Rewrite every line of the items below, replacing each "bar" with "column" and changing nothing else. Leave the pictures out of your answer.
## Start INFORMATION PROVIDED
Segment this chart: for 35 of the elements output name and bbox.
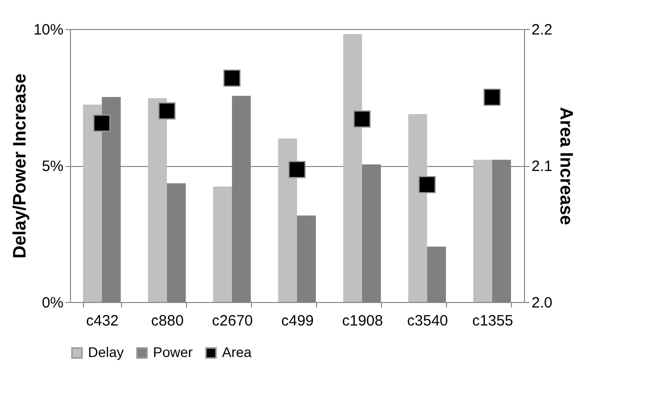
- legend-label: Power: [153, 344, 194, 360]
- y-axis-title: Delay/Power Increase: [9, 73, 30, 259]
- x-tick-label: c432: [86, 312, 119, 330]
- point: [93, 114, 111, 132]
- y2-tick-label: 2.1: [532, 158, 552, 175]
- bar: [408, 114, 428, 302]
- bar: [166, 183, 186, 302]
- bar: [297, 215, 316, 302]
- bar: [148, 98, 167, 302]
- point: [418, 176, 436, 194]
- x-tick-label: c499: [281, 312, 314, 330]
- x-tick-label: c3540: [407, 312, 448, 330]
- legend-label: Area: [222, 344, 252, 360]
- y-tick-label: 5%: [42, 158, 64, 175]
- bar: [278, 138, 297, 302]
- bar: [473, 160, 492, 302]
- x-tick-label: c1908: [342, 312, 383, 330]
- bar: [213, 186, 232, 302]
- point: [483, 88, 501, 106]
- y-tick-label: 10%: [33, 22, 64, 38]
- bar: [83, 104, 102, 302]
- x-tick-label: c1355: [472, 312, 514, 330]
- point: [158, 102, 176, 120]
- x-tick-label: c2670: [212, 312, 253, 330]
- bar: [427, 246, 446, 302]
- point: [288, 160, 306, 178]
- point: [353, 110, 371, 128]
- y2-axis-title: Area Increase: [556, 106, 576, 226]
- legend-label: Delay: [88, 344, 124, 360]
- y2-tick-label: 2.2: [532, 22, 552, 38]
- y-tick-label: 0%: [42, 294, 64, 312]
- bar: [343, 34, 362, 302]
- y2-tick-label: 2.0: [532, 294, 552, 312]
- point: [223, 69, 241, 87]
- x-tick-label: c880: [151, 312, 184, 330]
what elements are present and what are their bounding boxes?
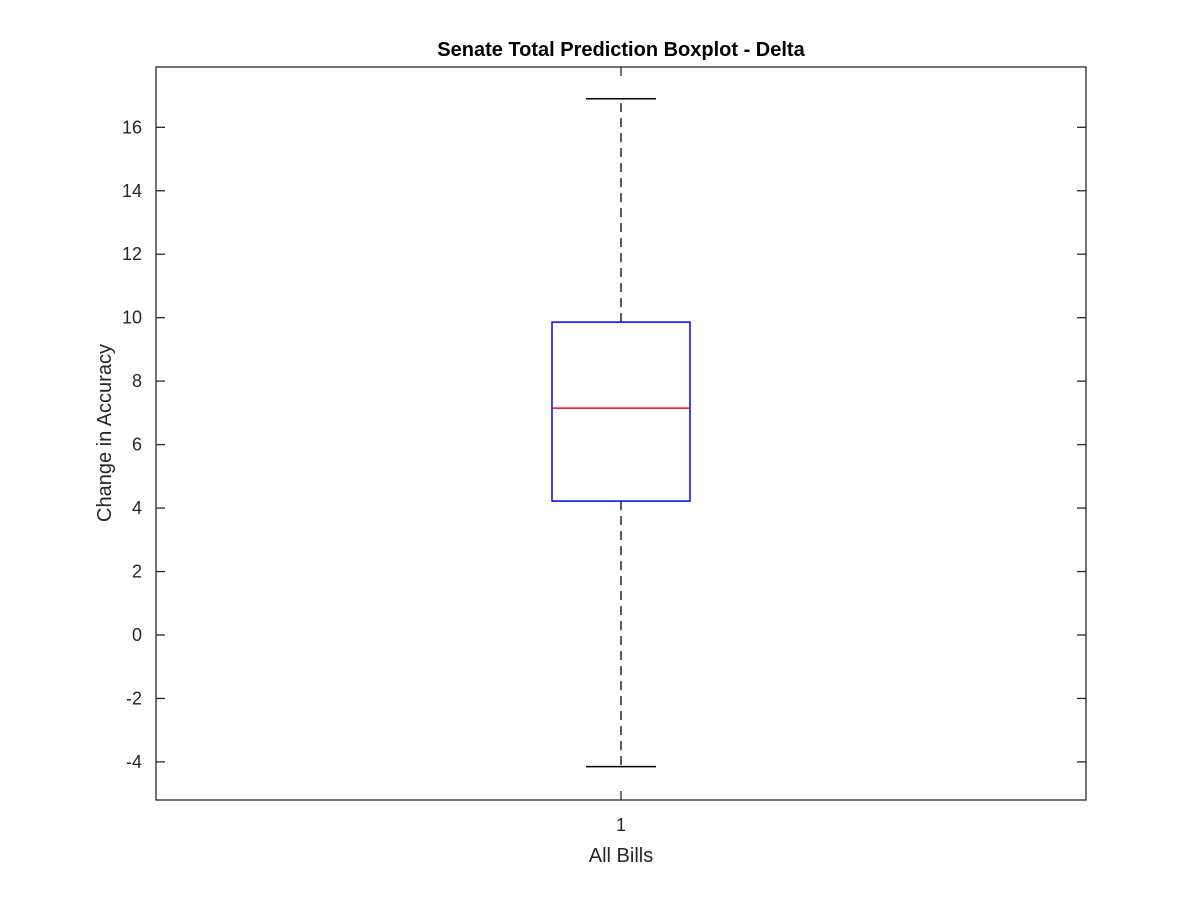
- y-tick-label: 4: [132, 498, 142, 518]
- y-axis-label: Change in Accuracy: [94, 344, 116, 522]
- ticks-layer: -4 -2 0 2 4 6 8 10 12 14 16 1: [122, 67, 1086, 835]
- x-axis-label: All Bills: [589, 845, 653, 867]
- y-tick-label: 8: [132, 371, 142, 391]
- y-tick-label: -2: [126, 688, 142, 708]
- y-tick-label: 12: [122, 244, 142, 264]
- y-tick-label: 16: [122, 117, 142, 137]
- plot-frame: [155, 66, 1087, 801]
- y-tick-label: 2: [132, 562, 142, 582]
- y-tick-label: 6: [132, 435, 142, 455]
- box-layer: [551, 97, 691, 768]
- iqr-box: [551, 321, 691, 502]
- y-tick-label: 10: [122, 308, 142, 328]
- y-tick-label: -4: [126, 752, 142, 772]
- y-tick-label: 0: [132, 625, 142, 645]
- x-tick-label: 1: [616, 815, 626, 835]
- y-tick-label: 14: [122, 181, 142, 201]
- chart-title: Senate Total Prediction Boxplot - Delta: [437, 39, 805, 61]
## End INFORMATION PROVIDED
_COMPLETE RESPONSE_.
Segment this chart: for 35 of the elements output name and bbox.
- legend-label: Power: [153, 344, 194, 360]
- y-axis-title: Delay/Power Increase: [9, 73, 30, 259]
- x-tick-label: c432: [86, 312, 119, 330]
- point: [93, 114, 111, 132]
- y2-tick-label: 2.1: [532, 158, 552, 175]
- column: [408, 114, 428, 302]
- column: [166, 183, 186, 302]
- column: [297, 215, 316, 302]
- column: [148, 98, 167, 302]
- point: [418, 176, 436, 194]
- x-tick-label: c499: [281, 312, 314, 330]
- x-tick-label: c3540: [407, 312, 448, 330]
- legend-label: Area: [222, 344, 252, 360]
- y-tick-label: 5%: [42, 158, 64, 175]
- column: [278, 138, 297, 302]
- column: [473, 160, 492, 302]
- x-tick-label: c1908: [342, 312, 383, 330]
- column: [213, 186, 232, 302]
- point: [483, 88, 501, 106]
- y-tick-label: 10%: [33, 22, 64, 38]
- column: [83, 104, 102, 302]
- x-tick-label: c1355: [472, 312, 514, 330]
- point: [158, 102, 176, 120]
- x-tick-label: c2670: [212, 312, 253, 330]
- column: [427, 246, 446, 302]
- point: [288, 160, 306, 178]
- point: [353, 110, 371, 128]
- y2-axis-title: Area Increase: [556, 106, 576, 226]
- legend-label: Delay: [88, 344, 124, 360]
- y2-tick-label: 2.2: [532, 22, 552, 38]
- y-tick-label: 0%: [42, 294, 64, 312]
- column: [343, 34, 362, 302]
- y2-tick-label: 2.0: [532, 294, 552, 312]
- point: [223, 69, 241, 87]
- x-tick-label: c880: [151, 312, 184, 330]
what elements are present and what are their bounding boxes?
- y-tick-label: 4: [132, 498, 142, 518]
- y-axis-label: Change in Accuracy: [94, 344, 116, 522]
- ticks-layer: -4 -2 0 2 4 6 8 10 12 14 16 1: [122, 67, 1086, 835]
- x-axis-label: All Bills: [589, 845, 653, 867]
- y-tick-label: 8: [132, 371, 142, 391]
- y-tick-label: -2: [126, 688, 142, 708]
- y-tick-label: 12: [122, 244, 142, 264]
- y-tick-label: 16: [122, 117, 142, 137]
- plot-frame: [155, 66, 1087, 801]
- y-tick-label: 2: [132, 562, 142, 582]
- y-tick-label: 6: [132, 435, 142, 455]
- box-layer: [551, 97, 691, 768]
- iqr-box: [551, 321, 691, 502]
- y-tick-label: 10: [122, 308, 142, 328]
- y-tick-label: -4: [126, 752, 142, 772]
- y-tick-label: 0: [132, 625, 142, 645]
- x-tick-label: 1: [616, 815, 626, 835]
- y-tick-label: 14: [122, 181, 142, 201]
- chart-title: Senate Total Prediction Boxplot - Delta: [437, 39, 805, 61]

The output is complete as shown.